Stored records
☆ ☆ ☆ ☆ ☆
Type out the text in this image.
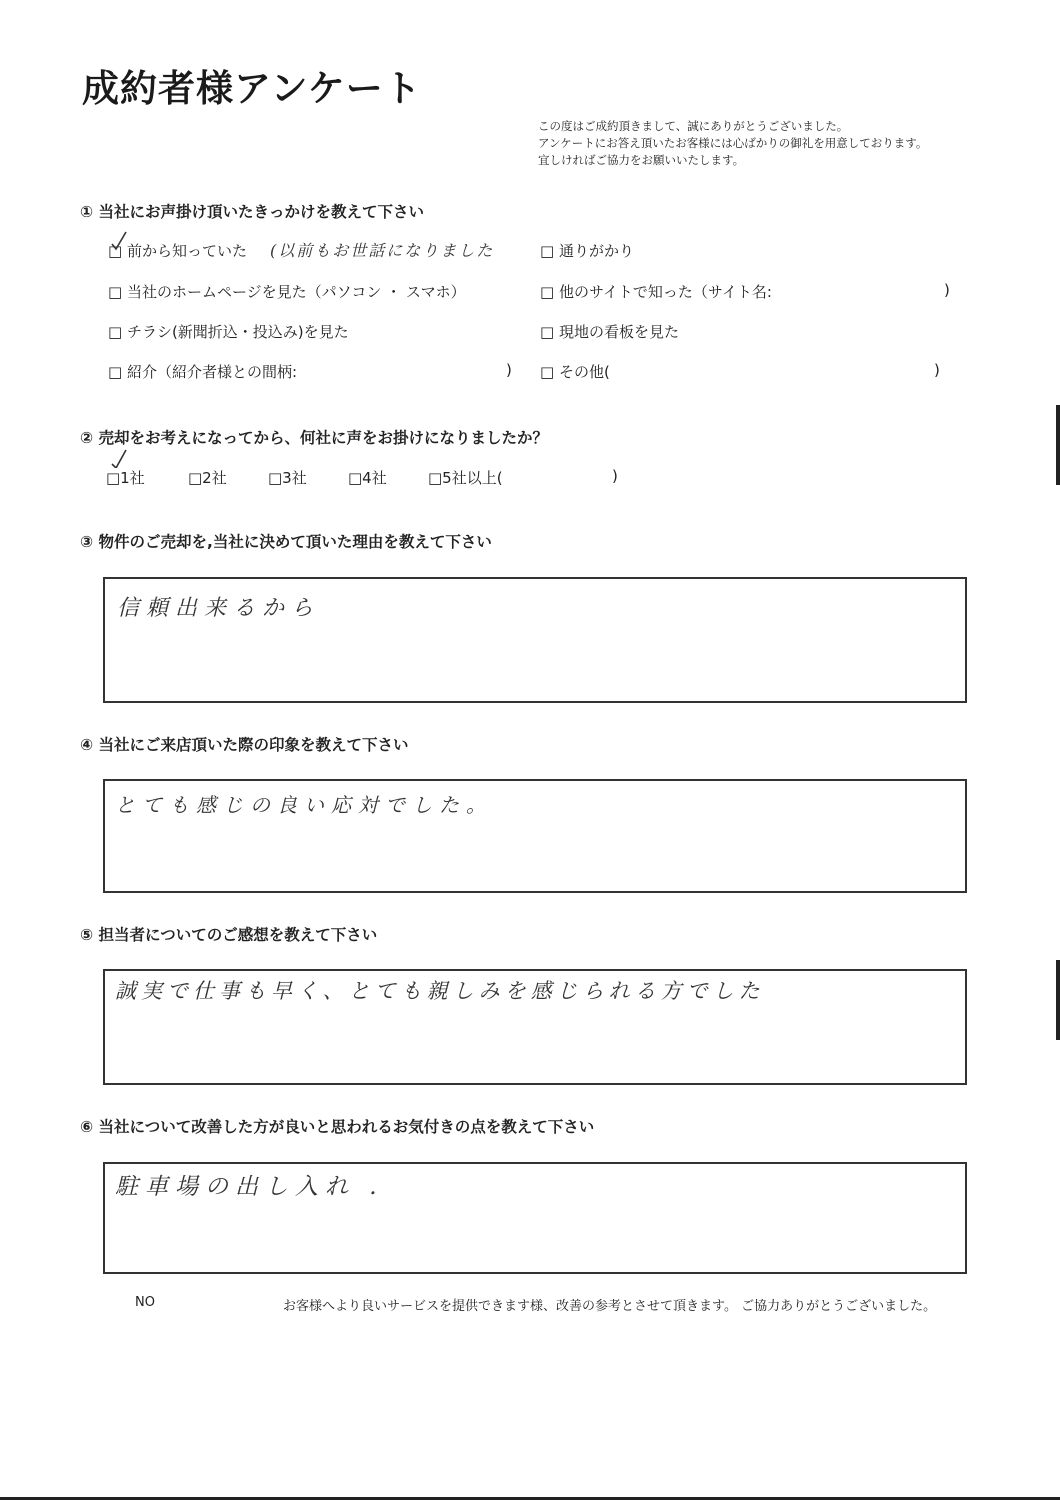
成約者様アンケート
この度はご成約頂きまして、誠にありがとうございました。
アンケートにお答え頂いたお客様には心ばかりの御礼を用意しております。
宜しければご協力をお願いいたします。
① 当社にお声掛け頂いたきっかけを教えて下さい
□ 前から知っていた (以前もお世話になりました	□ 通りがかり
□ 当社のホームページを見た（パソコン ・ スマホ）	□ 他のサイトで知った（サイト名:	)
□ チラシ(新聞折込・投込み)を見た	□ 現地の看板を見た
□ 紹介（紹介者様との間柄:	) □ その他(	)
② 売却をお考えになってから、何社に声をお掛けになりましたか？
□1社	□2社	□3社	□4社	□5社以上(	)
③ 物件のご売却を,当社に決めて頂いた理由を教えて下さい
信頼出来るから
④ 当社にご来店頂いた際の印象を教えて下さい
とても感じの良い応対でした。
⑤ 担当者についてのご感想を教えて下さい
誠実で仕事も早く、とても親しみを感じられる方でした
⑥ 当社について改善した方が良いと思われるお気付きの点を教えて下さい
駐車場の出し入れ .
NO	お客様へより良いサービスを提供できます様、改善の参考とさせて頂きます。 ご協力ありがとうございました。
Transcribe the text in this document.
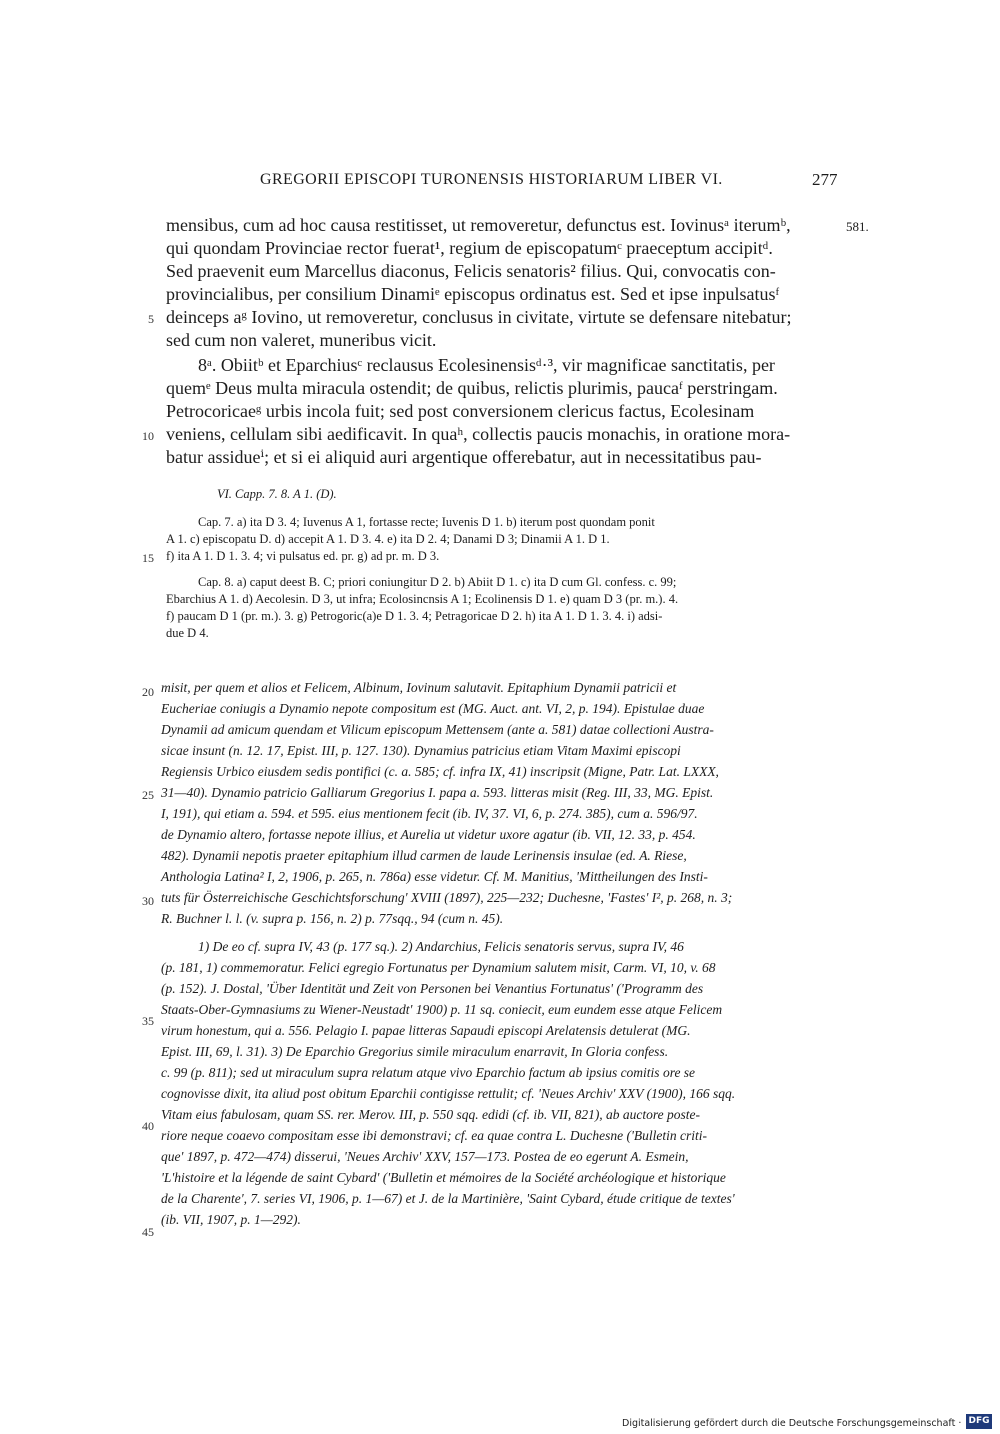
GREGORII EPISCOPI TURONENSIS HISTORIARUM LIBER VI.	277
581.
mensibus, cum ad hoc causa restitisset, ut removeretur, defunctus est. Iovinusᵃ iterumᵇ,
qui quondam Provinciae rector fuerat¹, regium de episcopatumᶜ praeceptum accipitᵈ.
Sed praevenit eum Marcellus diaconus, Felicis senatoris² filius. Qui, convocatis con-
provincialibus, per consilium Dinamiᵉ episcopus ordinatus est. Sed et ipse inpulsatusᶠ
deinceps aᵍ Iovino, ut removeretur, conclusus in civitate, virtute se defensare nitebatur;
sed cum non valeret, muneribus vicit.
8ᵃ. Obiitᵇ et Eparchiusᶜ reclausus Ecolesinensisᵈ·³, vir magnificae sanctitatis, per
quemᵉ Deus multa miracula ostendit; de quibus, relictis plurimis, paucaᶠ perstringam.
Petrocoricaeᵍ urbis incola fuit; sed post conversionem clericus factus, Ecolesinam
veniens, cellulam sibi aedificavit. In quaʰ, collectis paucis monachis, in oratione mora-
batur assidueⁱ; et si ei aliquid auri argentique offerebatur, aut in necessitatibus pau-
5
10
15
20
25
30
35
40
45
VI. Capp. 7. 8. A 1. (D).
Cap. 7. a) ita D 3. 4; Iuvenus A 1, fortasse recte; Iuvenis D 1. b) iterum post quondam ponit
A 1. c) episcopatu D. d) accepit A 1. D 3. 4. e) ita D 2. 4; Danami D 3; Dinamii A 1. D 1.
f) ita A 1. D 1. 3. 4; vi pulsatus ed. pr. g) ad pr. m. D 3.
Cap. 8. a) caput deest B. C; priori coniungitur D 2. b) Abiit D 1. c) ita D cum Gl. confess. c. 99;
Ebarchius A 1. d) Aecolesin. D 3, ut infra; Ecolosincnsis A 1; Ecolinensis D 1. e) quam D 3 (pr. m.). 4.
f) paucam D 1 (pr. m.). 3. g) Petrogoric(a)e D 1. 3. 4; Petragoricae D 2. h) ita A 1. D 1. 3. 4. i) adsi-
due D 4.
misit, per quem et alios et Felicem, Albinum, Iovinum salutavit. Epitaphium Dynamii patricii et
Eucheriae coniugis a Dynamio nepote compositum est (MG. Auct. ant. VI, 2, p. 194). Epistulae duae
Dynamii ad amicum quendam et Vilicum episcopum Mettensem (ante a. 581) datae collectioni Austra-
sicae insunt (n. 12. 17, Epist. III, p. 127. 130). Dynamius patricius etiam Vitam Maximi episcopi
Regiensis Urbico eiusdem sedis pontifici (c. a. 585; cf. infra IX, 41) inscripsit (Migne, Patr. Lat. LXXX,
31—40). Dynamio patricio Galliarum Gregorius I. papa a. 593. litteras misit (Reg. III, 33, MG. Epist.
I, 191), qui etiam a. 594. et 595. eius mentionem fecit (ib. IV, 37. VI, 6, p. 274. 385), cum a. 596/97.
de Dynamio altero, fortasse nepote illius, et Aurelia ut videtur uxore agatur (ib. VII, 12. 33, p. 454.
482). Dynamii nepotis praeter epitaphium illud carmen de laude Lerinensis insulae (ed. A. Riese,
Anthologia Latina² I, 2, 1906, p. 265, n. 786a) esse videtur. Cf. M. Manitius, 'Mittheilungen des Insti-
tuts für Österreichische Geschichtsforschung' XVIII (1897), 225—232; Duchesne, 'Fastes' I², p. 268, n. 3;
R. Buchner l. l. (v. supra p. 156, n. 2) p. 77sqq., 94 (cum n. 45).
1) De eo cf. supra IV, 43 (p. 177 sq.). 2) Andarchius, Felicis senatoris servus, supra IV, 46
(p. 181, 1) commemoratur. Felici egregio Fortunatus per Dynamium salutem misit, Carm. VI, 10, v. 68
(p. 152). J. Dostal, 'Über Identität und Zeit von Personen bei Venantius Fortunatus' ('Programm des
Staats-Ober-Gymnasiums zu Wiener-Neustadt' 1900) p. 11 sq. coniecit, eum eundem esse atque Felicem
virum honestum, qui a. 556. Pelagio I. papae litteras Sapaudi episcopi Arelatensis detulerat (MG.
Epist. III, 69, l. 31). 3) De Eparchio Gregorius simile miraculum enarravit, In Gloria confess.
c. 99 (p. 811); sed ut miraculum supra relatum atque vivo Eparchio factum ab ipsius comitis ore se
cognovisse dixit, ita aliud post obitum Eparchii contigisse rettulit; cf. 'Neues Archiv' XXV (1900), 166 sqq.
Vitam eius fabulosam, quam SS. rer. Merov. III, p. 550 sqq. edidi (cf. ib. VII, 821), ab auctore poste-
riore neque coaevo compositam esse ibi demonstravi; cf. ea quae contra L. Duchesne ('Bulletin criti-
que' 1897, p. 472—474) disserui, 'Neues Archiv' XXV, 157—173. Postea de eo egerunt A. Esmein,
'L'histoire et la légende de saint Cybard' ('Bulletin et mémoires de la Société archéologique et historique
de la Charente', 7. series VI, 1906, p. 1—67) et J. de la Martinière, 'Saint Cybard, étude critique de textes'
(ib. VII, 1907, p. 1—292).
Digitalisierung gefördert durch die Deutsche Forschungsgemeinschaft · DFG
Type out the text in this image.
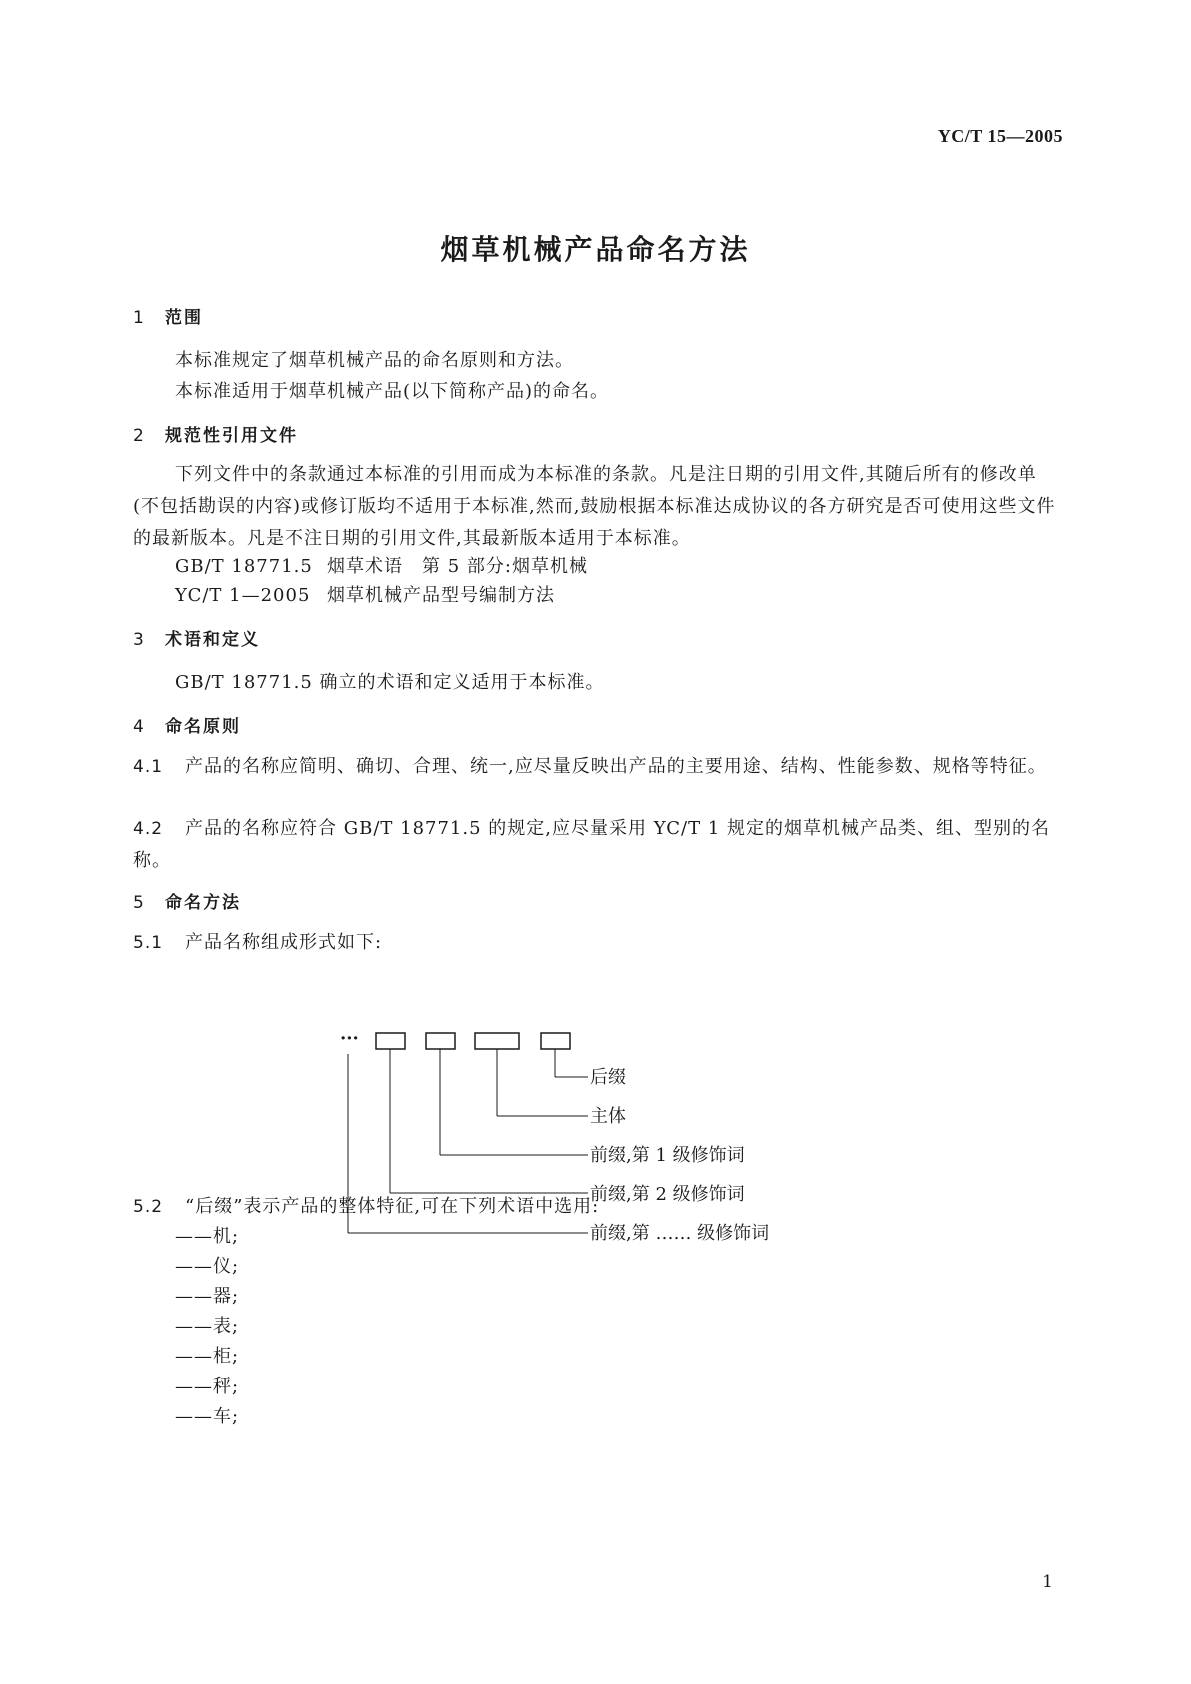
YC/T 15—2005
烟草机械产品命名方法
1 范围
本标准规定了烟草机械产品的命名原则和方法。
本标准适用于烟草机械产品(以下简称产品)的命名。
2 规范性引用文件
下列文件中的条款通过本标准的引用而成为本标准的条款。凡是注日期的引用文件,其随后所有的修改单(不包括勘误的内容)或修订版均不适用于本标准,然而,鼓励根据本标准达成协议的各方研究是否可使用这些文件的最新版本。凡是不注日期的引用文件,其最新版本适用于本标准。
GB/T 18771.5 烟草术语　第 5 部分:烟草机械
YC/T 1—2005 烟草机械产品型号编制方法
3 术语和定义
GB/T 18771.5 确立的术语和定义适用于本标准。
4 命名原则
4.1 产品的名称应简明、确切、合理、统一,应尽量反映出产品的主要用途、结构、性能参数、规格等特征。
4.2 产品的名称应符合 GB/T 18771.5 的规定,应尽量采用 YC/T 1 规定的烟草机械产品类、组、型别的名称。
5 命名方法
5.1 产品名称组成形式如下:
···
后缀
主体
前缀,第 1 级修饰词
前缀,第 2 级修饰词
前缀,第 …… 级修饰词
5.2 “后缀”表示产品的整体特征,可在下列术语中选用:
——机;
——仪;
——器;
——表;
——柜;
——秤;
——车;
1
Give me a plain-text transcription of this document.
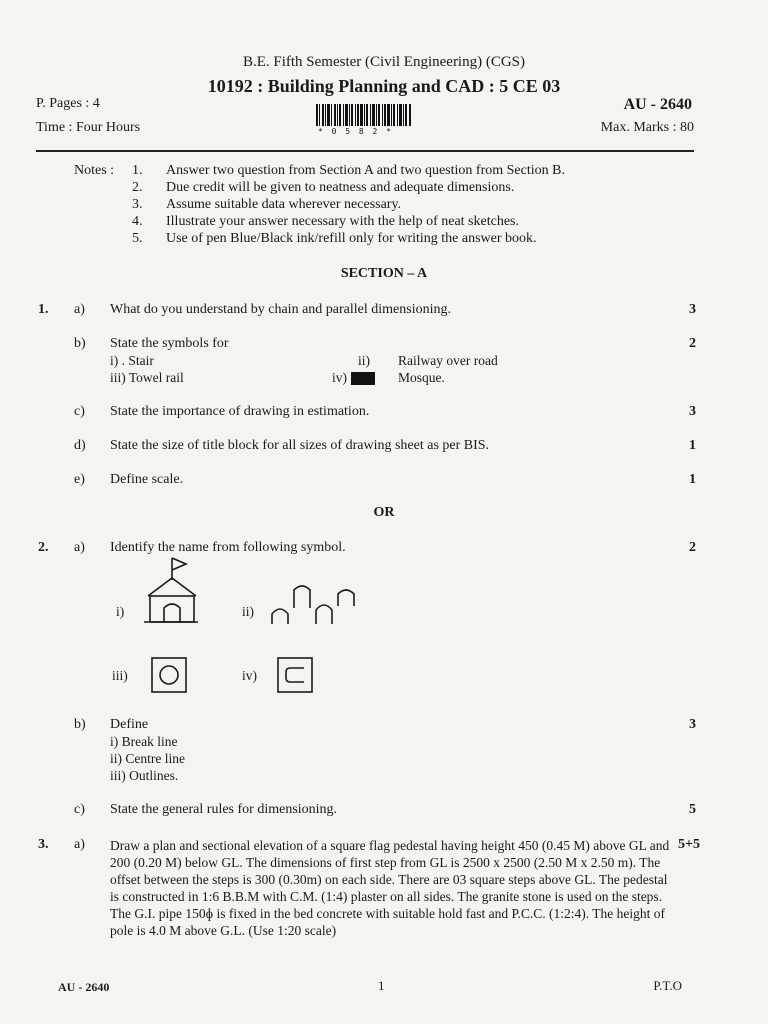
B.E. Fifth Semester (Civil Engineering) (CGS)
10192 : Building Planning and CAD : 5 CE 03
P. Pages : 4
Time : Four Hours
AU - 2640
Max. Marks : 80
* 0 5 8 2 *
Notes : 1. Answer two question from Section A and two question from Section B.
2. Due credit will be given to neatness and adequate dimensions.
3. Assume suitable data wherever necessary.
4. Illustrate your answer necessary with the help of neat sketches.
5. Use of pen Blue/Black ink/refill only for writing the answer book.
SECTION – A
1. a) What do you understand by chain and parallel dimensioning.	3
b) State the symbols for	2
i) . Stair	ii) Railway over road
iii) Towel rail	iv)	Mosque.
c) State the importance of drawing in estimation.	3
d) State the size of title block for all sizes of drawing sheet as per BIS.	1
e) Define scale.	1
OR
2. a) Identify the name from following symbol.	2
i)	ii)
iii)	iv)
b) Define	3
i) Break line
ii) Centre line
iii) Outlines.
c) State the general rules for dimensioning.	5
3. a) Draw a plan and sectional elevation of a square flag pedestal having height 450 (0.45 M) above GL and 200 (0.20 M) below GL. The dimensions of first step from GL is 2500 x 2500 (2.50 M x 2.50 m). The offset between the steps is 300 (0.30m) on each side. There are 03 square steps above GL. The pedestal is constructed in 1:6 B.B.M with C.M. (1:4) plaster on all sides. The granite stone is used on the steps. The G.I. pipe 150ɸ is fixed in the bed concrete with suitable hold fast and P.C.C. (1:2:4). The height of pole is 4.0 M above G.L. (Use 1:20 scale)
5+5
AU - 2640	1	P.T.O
☆ ☆ ☆ ☆ ☆
## TASK DETAILS
Tally how many lines in the material above hold the word "confess". Write only that number.

## RESULT OF THIS EXERCISE
2